TASK OBJECTIVE →
Give back all of the data exactly. Leave nothing out.

=== INFORMATION GIVEN ===

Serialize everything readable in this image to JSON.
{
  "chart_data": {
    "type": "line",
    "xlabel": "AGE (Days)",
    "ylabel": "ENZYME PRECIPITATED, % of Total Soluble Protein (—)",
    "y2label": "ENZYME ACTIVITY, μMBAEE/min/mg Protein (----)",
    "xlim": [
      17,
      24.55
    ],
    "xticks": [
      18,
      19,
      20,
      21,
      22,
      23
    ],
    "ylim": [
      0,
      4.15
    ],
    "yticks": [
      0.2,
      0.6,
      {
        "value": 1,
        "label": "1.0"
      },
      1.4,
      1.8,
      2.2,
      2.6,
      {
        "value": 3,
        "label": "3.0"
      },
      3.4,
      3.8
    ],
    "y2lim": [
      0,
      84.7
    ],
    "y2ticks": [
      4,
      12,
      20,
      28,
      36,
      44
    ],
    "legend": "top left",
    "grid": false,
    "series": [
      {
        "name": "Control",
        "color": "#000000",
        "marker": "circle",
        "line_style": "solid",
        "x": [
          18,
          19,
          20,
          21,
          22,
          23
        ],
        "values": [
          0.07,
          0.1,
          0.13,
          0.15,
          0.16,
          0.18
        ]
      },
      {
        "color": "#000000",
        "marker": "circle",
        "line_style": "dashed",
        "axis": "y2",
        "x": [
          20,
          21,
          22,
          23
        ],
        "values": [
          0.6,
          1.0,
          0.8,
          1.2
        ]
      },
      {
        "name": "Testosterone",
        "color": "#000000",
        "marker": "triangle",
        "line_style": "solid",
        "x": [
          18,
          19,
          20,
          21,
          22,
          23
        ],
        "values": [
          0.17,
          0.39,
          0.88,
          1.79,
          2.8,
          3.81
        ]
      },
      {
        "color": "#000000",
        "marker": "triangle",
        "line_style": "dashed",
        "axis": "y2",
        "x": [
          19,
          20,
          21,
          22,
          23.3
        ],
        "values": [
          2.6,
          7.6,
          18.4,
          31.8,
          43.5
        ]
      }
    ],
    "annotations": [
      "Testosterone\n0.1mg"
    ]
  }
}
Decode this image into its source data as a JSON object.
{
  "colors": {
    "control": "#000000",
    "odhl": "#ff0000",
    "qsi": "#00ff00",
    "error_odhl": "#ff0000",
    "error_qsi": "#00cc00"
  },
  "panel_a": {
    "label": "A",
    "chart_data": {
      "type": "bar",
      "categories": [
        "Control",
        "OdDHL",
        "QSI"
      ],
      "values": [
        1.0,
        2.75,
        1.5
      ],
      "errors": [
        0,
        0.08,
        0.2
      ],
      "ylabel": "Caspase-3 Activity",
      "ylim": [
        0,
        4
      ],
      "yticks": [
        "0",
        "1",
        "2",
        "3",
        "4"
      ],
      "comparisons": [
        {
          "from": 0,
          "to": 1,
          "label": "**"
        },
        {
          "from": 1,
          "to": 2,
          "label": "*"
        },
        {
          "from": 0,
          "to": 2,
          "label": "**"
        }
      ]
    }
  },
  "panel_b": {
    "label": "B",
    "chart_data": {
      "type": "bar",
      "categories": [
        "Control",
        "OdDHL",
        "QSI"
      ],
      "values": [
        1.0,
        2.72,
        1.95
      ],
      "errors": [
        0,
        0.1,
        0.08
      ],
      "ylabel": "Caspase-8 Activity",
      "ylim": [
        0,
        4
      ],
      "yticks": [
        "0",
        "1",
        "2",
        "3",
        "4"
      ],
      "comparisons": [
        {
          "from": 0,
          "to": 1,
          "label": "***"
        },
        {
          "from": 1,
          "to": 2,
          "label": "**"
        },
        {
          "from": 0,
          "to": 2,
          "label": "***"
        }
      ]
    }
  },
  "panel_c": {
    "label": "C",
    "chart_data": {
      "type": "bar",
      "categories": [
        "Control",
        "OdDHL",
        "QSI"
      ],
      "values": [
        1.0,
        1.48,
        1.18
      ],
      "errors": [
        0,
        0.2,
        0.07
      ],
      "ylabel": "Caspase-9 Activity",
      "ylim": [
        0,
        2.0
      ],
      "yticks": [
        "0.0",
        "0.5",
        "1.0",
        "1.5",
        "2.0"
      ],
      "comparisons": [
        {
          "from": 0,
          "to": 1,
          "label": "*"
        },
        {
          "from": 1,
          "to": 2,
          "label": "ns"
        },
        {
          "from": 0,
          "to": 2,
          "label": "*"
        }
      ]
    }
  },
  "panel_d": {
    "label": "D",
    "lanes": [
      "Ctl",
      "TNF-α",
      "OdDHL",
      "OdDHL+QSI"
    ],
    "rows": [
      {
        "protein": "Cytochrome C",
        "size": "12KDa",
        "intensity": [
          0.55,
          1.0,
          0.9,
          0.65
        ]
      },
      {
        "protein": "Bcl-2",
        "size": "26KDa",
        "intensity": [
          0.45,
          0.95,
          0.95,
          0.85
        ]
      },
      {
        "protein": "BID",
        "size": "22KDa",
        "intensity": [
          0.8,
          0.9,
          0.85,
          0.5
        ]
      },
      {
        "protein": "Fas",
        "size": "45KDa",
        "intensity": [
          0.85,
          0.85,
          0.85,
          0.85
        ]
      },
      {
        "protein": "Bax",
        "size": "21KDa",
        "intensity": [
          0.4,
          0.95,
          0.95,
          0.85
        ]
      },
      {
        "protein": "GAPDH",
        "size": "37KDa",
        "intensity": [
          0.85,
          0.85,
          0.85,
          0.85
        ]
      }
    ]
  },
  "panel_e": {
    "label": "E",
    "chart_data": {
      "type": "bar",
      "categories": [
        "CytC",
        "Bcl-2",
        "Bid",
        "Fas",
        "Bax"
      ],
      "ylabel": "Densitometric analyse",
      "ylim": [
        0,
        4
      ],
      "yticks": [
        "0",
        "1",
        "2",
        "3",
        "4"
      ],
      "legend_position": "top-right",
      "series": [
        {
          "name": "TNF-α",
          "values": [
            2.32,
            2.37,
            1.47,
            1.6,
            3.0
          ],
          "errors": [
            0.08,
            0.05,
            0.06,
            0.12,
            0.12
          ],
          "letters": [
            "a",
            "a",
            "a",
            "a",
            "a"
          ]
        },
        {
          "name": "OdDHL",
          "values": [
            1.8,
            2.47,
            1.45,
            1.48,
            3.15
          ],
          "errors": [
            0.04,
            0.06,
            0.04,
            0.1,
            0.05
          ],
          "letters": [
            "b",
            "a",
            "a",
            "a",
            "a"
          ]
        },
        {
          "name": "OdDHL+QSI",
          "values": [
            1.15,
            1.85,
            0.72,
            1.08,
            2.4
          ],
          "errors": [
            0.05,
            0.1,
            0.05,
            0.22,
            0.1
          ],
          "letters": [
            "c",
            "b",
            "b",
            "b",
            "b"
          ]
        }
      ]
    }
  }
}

===

RESPONSE BOX →
Serialize everything readable in this image to JSON.
{
  "chart_data": {
    "type": "line",
    "xlabel": "AGE (Days)",
    "ylabel": "ENZYME PRECIPITATED, % of Total Soluble Protein (—)",
    "y2label": "ENZYME ACTIVITY, μMBAEE/min/mg Protein (----)",
    "xlim": [
      17,
      24.55
    ],
    "xticks": [
      18,
      19,
      20,
      21,
      22,
      23
    ],
    "ylim": [
      0,
      4.15
    ],
    "yticks": [
      0.2,
      0.6,
      {
        "value": 1,
        "label": "1.0"
      },
      1.4,
      1.8,
      2.2,
      2.6,
      {
        "value": 3,
        "label": "3.0"
      },
      3.4,
      3.8
    ],
    "y2lim": [
      0,
      84.7
    ],
    "y2ticks": [
      4,
      12,
      20,
      28,
      36,
      44
    ],
    "legend": "top left",
    "grid": false,
    "series": [
      {
        "name": "Control",
        "color": "#000000",
        "marker": "circle",
        "line_style": "solid",
        "x": [
          18,
          19,
          20,
          21,
          22,
          23
        ],
        "values": [
          0.07,
          0.1,
          0.13,
          0.15,
          0.16,
          0.18
        ]
      },
      {
        "color": "#000000",
        "marker": "circle",
        "line_style": "dashed",
        "axis": "y2",
        "x": [
          20,
          21,
          22,
          23
        ],
        "values": [
          0.6,
          1.0,
          0.8,
          1.2
        ]
      },
      {
        "name": "Testosterone",
        "color": "#000000",
        "marker": "triangle",
        "line_style": "solid",
        "x": [
          18,
          19,
          20,
          21,
          22,
          23
        ],
        "values": [
          0.17,
          0.39,
          0.88,
          1.79,
          2.8,
          3.81
        ]
      },
      {
        "color": "#000000",
        "marker": "triangle",
        "line_style": "dashed",
        "axis": "y2",
        "x": [
          19,
          20,
          21,
          22,
          23.3
        ],
        "values": [
          2.6,
          7.6,
          18.4,
          31.8,
          43.5
        ]
      }
    ],
    "annotations": [
      "Testosterone\n0.1mg"
    ]
  }
}
Decode this image into its source data as a JSON object.
{
  "colors": {
    "control": "#000000",
    "odhl": "#ff0000",
    "qsi": "#00ff00",
    "error_odhl": "#ff0000",
    "error_qsi": "#00cc00"
  },
  "panel_a": {
    "label": "A",
    "chart_data": {
      "type": "bar",
      "categories": [
        "Control",
        "OdDHL",
        "QSI"
      ],
      "values": [
        1.0,
        2.75,
        1.5
      ],
      "errors": [
        0,
        0.08,
        0.2
      ],
      "ylabel": "Caspase-3 Activity",
      "ylim": [
        0,
        4
      ],
      "yticks": [
        "0",
        "1",
        "2",
        "3",
        "4"
      ],
      "comparisons": [
        {
          "from": 0,
          "to": 1,
          "label": "**"
        },
        {
          "from": 1,
          "to": 2,
          "label": "*"
        },
        {
          "from": 0,
          "to": 2,
          "label": "**"
        }
      ]
    }
  },
  "panel_b": {
    "label": "B",
    "chart_data": {
      "type": "bar",
      "categories": [
        "Control",
        "OdDHL",
        "QSI"
      ],
      "values": [
        1.0,
        2.72,
        1.95
      ],
      "errors": [
        0,
        0.1,
        0.08
      ],
      "ylabel": "Caspase-8 Activity",
      "ylim": [
        0,
        4
      ],
      "yticks": [
        "0",
        "1",
        "2",
        "3",
        "4"
      ],
      "comparisons": [
        {
          "from": 0,
          "to": 1,
          "label": "***"
        },
        {
          "from": 1,
          "to": 2,
          "label": "**"
        },
        {
          "from": 0,
          "to": 2,
          "label": "***"
        }
      ]
    }
  },
  "panel_c": {
    "label": "C",
    "chart_data": {
      "type": "bar",
      "categories": [
        "Control",
        "OdDHL",
        "QSI"
      ],
      "values": [
        1.0,
        1.48,
        1.18
      ],
      "errors": [
        0,
        0.2,
        0.07
      ],
      "ylabel": "Caspase-9 Activity",
      "ylim": [
        0,
        2.0
      ],
      "yticks": [
        "0.0",
        "0.5",
        "1.0",
        "1.5",
        "2.0"
      ],
      "comparisons": [
        {
          "from": 0,
          "to": 1,
          "label": "*"
        },
        {
          "from": 1,
          "to": 2,
          "label": "ns"
        },
        {
          "from": 0,
          "to": 2,
          "label": "*"
        }
      ]
    }
  },
  "panel_d": {
    "label": "D",
    "lanes": [
      "Ctl",
      "TNF-α",
      "OdDHL",
      "OdDHL+QSI"
    ],
    "rows": [
      {
        "protein": "Cytochrome C",
        "size": "12KDa",
        "intensity": [
          0.55,
          1.0,
          0.9,
          0.65
        ]
      },
      {
        "protein": "Bcl-2",
        "size": "26KDa",
        "intensity": [
          0.45,
          0.95,
          0.95,
          0.85
        ]
      },
      {
        "protein": "BID",
        "size": "22KDa",
        "intensity": [
          0.8,
          0.9,
          0.85,
          0.5
        ]
      },
      {
        "protein": "Fas",
        "size": "45KDa",
        "intensity": [
          0.85,
          0.85,
          0.85,
          0.85
        ]
      },
      {
        "protein": "Bax",
        "size": "21KDa",
        "intensity": [
          0.4,
          0.95,
          0.95,
          0.85
        ]
      },
      {
        "protein": "GAPDH",
        "size": "37KDa",
        "intensity": [
          0.85,
          0.85,
          0.85,
          0.85
        ]
      }
    ]
  },
  "panel_e": {
    "label": "E",
    "chart_data": {
      "type": "bar",
      "categories": [
        "CytC",
        "Bcl-2",
        "Bid",
        "Fas",
        "Bax"
      ],
      "ylabel": "Densitometric analyse",
      "ylim": [
        0,
        4
      ],
      "yticks": [
        "0",
        "1",
        "2",
        "3",
        "4"
      ],
      "legend_position": "top-right",
      "series": [
        {
          "name": "TNF-α",
          "values": [
            2.32,
            2.37,
            1.47,
            1.6,
            3.0
          ],
          "errors": [
            0.08,
            0.05,
            0.06,
            0.12,
            0.12
          ],
          "letters": [
            "a",
            "a",
            "a",
            "a",
            "a"
          ]
        },
        {
          "name": "OdDHL",
          "values": [
            1.8,
            2.47,
            1.45,
            1.48,
            3.15
          ],
          "errors": [
            0.04,
            0.06,
            0.04,
            0.1,
            0.05
          ],
          "letters": [
            "b",
            "a",
            "a",
            "a",
            "a"
          ]
        },
        {
          "name": "OdDHL+QSI",
          "values": [
            1.15,
            1.85,
            0.72,
            1.08,
            2.4
          ],
          "errors": [
            0.05,
            0.1,
            0.05,
            0.22,
            0.1
          ],
          "letters": [
            "c",
            "b",
            "b",
            "b",
            "b"
          ]
        }
      ]
    }
  }
}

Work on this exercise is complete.